[Stored entries]
»»

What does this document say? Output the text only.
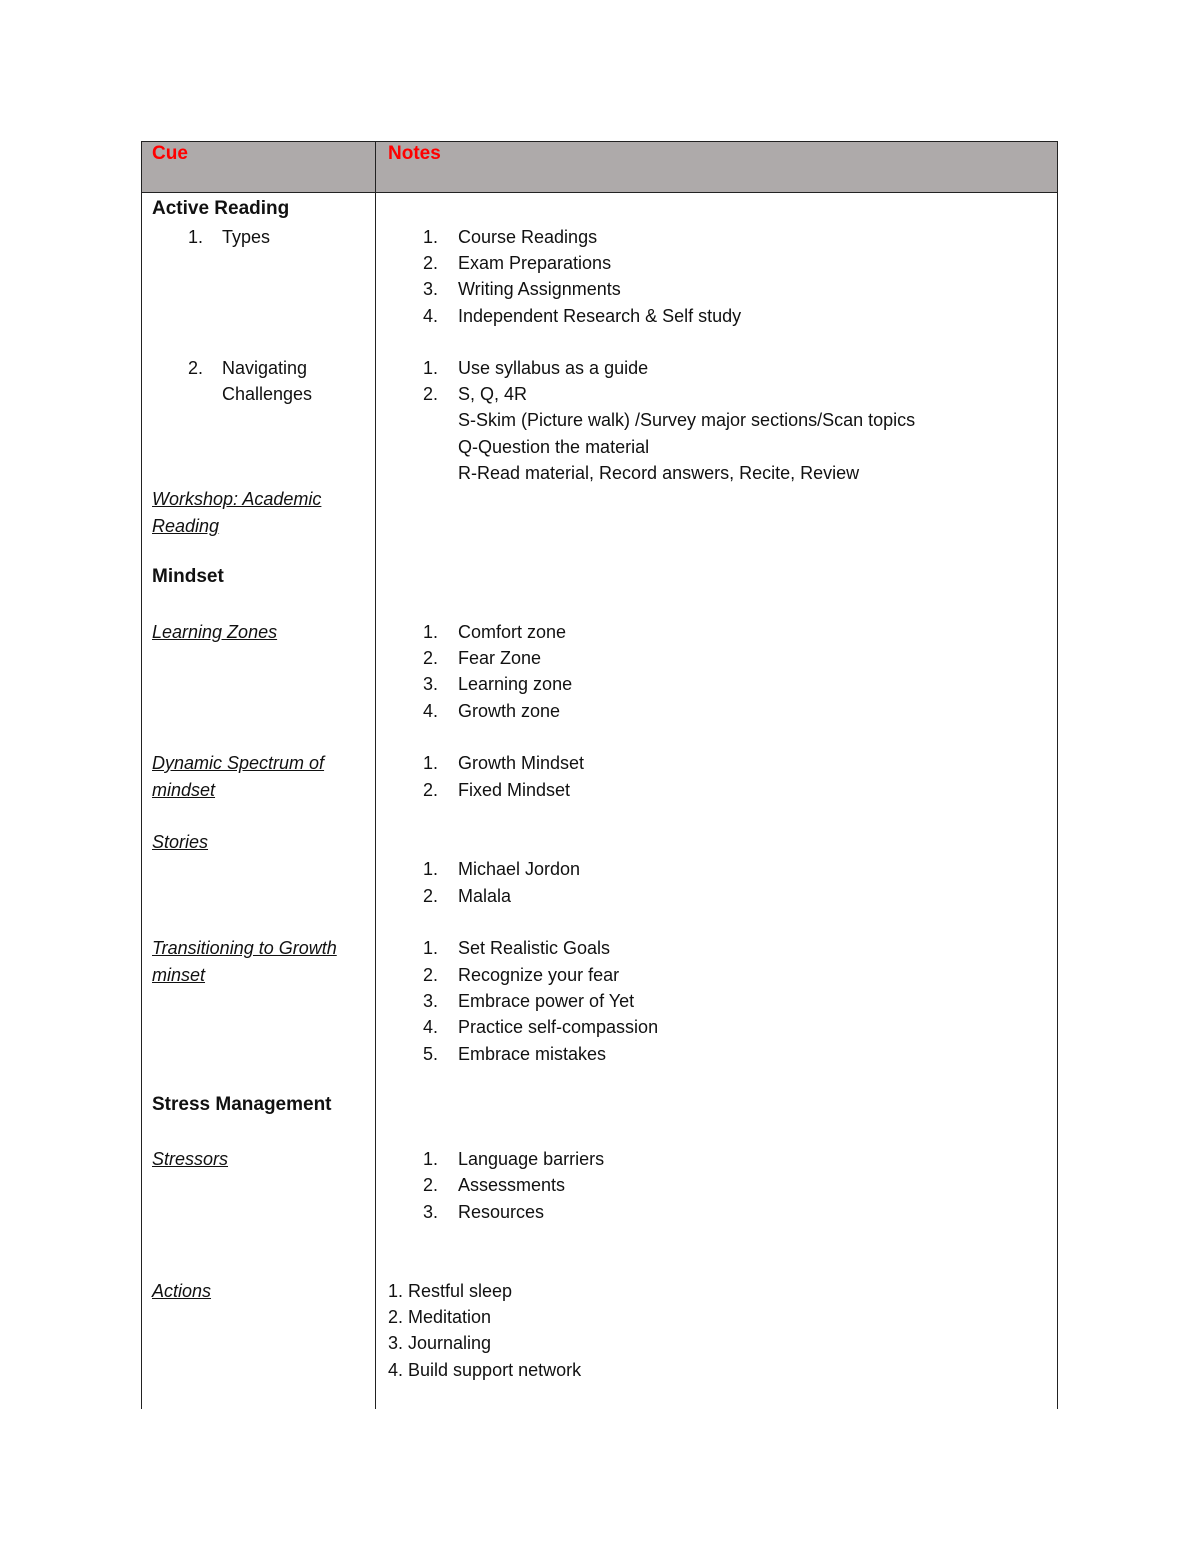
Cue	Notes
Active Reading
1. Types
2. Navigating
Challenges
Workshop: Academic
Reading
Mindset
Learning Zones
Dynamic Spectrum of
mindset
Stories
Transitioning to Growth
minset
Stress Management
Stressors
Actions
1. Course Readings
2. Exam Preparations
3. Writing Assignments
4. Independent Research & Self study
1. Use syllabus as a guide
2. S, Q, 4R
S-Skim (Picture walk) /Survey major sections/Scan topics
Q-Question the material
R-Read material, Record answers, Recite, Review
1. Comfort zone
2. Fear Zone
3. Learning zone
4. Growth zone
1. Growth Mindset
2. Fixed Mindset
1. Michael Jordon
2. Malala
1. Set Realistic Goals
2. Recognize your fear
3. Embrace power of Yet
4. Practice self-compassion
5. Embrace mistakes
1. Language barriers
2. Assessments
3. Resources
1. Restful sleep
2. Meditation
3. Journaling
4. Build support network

««

# [Problem requirements]
Without including any picture, repeat the data exactly.

# [Solution for this exercise]
What does this document say? Output the text only.
Cue	Notes
Active Reading
1. Types
2. Navigating
Challenges
Workshop: Academic
Reading
Mindset
Learning Zones
Dynamic Spectrum of
mindset
Stories
Transitioning to Growth
minset
Stress Management
Stressors
Actions
1. Course Readings
2. Exam Preparations
3. Writing Assignments
4. Independent Research & Self study
1. Use syllabus as a guide
2. S, Q, 4R
S-Skim (Picture walk) /Survey major sections/Scan topics
Q-Question the material
R-Read material, Record answers, Recite, Review
1. Comfort zone
2. Fear Zone
3. Learning zone
4. Growth zone
1. Growth Mindset
2. Fixed Mindset
1. Michael Jordon
2. Malala
1. Set Realistic Goals
2. Recognize your fear
3. Embrace power of Yet
4. Practice self-compassion
5. Embrace mistakes
1. Language barriers
2. Assessments
3. Resources
1. Restful sleep
2. Meditation
3. Journaling
4. Build support network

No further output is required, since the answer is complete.